> Requirement: Among the entries, which lines carry the string "state"? Copy each of them.

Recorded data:
▼▼▼
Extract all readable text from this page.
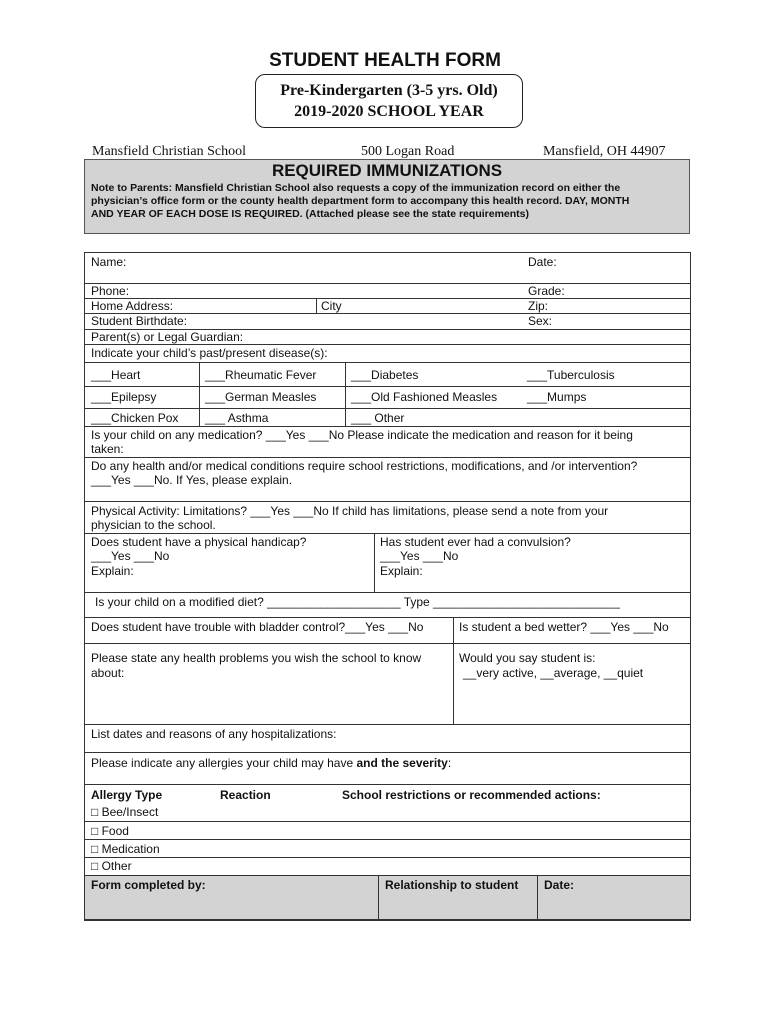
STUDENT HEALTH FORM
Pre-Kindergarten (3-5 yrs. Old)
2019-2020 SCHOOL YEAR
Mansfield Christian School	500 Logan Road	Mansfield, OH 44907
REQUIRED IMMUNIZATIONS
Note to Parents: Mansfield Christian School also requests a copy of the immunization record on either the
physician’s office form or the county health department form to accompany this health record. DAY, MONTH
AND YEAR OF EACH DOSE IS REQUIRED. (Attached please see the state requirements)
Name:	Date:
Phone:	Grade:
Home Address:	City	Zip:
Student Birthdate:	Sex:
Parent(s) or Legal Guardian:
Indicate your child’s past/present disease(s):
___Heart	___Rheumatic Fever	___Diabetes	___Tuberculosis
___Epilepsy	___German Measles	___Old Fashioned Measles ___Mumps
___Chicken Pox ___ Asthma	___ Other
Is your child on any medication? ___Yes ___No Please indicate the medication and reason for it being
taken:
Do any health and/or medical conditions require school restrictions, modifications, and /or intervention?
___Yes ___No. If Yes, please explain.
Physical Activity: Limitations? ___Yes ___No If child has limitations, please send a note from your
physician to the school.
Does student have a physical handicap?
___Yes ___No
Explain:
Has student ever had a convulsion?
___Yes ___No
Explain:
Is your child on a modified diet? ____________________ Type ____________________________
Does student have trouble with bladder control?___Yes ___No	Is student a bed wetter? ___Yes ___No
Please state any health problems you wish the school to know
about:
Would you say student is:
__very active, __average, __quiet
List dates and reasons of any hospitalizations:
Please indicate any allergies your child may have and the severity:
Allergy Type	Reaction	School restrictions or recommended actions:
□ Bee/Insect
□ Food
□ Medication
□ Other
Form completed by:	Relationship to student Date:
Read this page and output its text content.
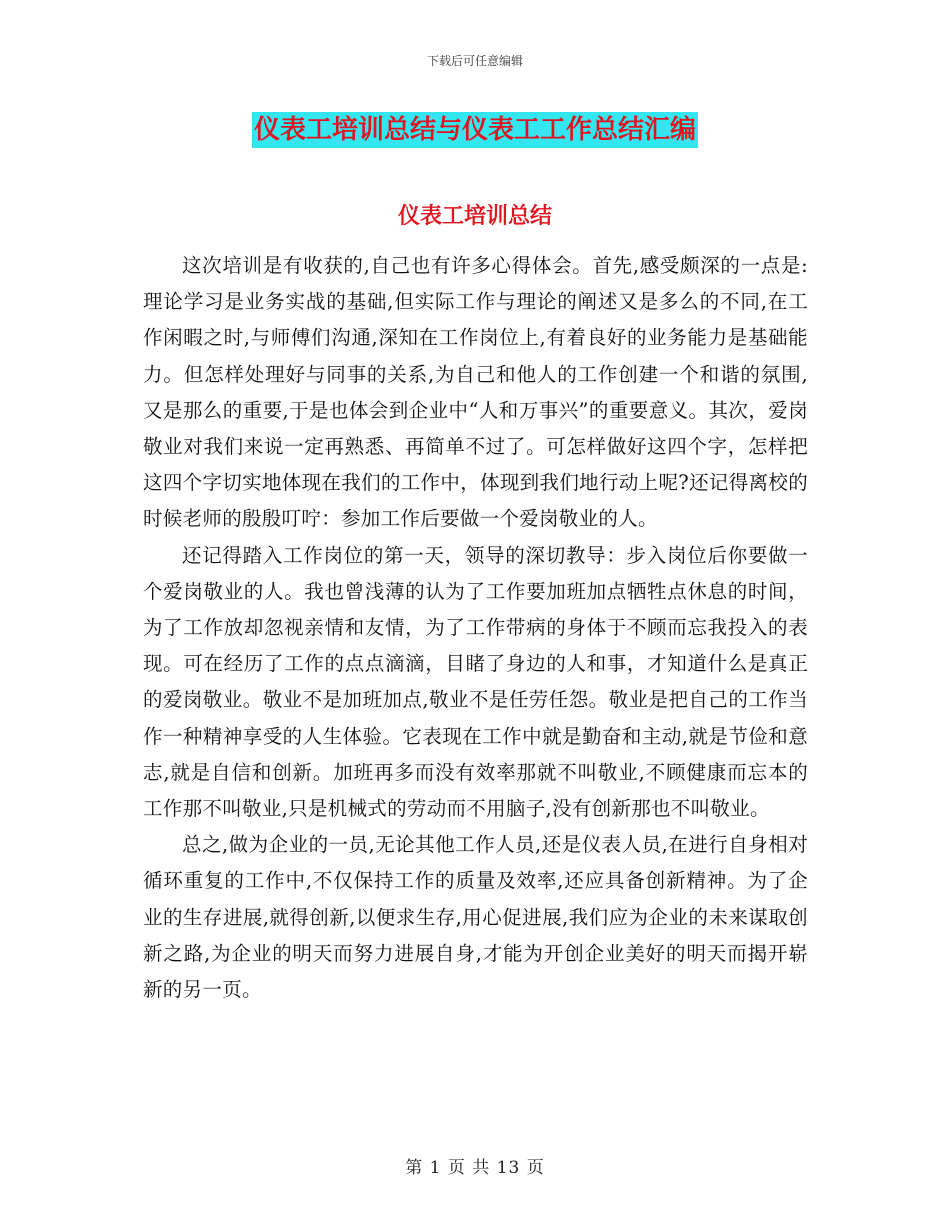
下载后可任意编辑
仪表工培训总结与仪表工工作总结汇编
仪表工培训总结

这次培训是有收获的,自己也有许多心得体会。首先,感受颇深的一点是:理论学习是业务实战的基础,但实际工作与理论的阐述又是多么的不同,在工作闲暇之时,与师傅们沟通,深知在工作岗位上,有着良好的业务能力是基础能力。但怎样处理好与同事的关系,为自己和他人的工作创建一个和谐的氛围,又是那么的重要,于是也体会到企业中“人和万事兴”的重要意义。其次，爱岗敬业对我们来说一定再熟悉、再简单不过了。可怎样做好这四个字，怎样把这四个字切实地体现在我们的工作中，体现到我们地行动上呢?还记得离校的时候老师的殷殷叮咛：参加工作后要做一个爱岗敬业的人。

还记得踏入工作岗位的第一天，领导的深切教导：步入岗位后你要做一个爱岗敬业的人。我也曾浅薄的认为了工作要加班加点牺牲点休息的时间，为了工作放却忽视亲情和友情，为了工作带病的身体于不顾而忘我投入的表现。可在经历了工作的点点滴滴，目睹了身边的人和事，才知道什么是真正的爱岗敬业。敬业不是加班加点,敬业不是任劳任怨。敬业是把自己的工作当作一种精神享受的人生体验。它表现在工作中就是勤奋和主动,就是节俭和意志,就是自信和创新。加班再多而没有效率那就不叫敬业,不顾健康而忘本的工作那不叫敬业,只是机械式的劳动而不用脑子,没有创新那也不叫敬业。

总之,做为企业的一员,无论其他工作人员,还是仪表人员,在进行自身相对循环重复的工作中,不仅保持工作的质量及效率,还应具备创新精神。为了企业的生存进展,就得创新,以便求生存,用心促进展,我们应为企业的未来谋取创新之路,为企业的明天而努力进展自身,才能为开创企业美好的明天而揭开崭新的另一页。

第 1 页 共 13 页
▲▲▲
▼▼▼
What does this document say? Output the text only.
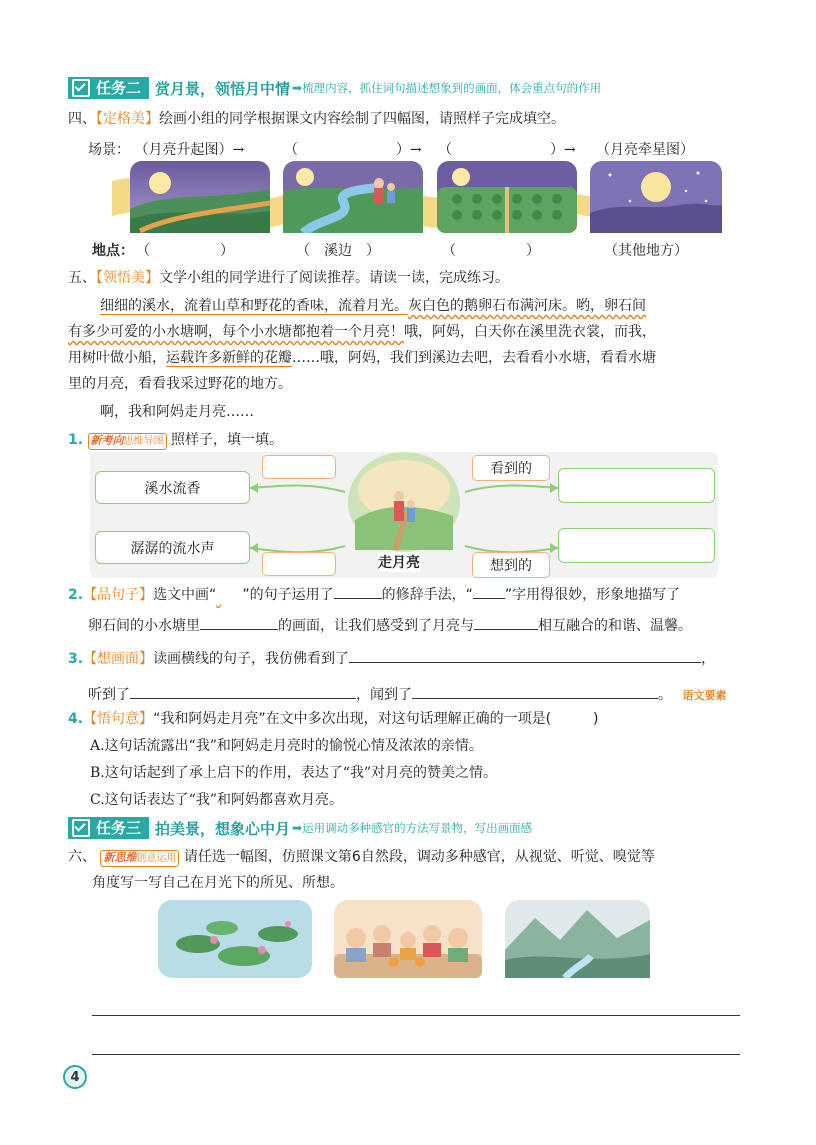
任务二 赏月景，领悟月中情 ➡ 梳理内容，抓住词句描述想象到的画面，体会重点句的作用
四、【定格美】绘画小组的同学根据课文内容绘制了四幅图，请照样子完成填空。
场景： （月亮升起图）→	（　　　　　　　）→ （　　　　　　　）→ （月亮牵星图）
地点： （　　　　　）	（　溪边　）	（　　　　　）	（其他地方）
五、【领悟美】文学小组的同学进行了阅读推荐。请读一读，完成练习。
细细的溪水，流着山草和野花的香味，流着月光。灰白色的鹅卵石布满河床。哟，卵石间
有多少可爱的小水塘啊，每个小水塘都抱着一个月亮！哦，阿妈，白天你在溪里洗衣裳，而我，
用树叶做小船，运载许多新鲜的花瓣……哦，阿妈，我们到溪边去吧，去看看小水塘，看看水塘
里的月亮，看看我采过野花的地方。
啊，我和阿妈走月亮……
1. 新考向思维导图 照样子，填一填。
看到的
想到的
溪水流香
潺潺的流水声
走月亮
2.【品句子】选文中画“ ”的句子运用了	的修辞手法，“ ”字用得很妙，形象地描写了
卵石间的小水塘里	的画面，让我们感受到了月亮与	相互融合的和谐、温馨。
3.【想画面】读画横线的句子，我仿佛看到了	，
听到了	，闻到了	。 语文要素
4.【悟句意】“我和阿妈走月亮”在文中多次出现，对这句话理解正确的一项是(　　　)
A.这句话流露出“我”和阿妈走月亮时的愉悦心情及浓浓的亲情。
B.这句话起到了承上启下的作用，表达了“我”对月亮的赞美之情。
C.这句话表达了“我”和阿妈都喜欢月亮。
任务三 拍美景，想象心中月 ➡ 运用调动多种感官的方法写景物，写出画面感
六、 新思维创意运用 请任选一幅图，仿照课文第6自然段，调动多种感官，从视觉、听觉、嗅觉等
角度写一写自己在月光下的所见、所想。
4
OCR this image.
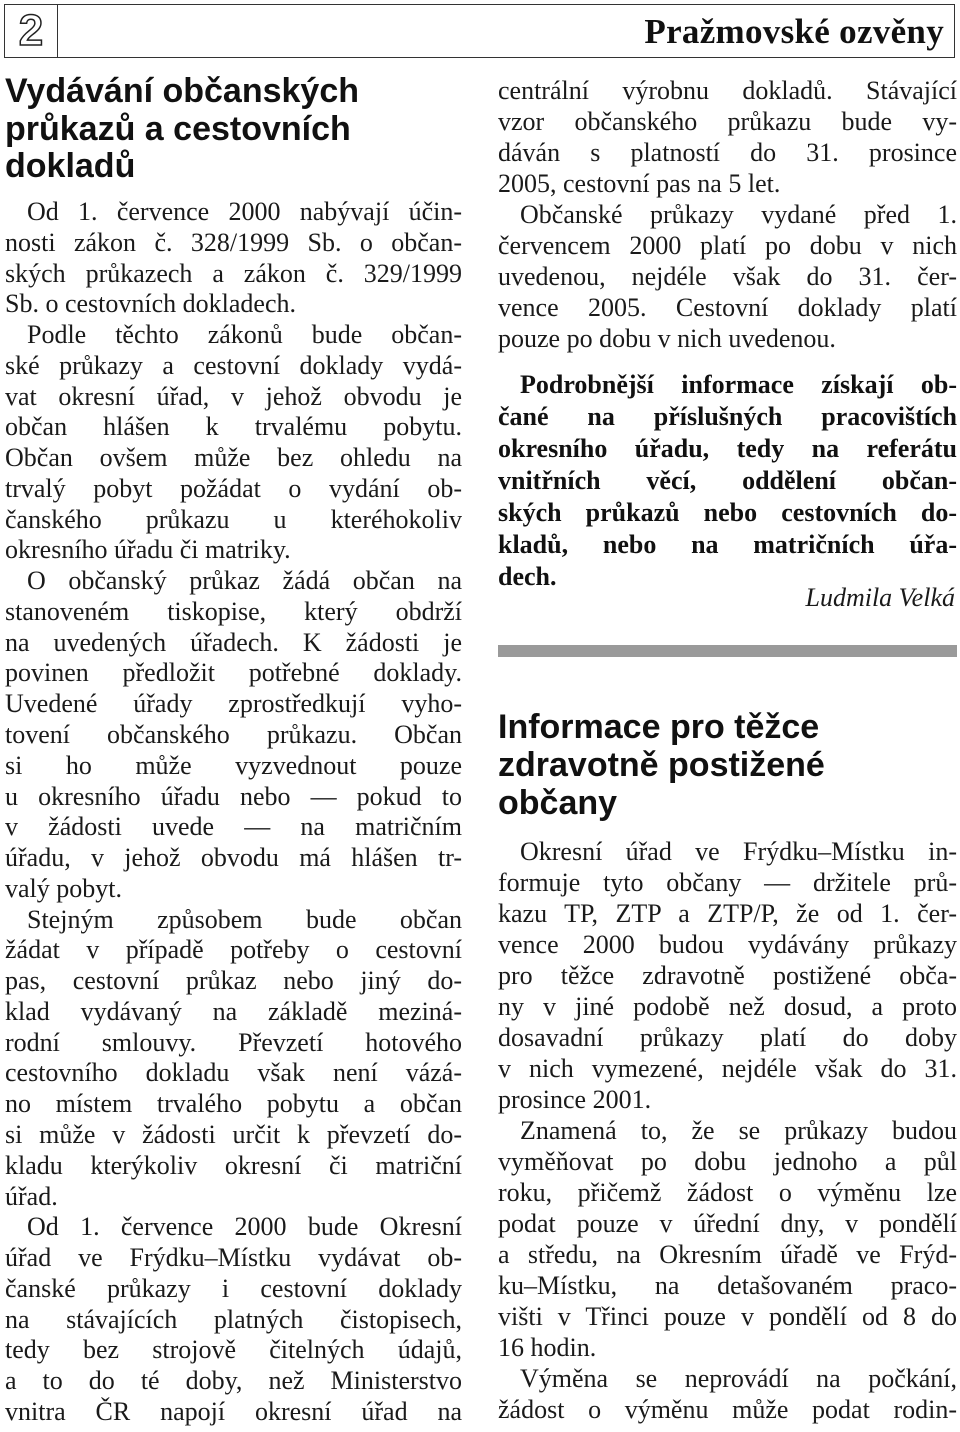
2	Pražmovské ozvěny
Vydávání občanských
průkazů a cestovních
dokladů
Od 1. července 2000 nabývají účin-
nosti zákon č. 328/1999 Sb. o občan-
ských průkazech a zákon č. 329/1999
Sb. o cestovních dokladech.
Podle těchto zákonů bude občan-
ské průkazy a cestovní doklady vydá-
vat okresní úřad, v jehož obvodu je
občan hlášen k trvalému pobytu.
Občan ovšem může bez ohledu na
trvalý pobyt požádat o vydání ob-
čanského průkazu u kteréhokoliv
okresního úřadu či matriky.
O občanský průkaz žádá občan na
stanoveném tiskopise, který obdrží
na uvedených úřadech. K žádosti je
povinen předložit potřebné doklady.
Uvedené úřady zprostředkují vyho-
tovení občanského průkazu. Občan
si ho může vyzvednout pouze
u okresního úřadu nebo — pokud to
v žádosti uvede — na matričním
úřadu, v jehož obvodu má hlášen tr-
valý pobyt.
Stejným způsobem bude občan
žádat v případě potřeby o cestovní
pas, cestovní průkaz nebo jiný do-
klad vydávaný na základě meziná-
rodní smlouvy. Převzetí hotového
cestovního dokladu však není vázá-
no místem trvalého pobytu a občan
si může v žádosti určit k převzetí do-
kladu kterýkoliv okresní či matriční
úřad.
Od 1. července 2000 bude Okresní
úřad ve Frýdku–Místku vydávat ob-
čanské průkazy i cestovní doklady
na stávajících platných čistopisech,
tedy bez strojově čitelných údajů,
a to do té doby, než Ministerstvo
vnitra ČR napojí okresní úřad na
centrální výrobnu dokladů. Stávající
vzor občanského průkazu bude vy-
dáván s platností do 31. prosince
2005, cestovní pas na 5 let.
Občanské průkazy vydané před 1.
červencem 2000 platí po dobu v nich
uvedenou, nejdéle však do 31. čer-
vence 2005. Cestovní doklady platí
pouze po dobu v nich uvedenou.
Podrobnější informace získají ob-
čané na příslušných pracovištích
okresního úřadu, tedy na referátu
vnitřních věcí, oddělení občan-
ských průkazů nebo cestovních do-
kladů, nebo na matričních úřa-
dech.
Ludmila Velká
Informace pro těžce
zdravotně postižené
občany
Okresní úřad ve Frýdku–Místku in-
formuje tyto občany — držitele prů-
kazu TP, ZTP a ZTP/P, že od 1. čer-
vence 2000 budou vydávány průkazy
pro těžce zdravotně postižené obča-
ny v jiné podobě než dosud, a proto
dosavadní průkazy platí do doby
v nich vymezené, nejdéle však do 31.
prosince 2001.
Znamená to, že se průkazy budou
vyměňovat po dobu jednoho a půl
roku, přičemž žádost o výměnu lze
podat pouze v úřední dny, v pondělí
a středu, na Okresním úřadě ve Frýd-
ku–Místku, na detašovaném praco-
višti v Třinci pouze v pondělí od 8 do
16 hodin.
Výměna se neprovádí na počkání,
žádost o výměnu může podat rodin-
▲▲▲
> Result below:
AND YEAR OF EACH DOSE IS REQUIRED. (Attached please see the state requirements)
Please state any health problems you wish the school to know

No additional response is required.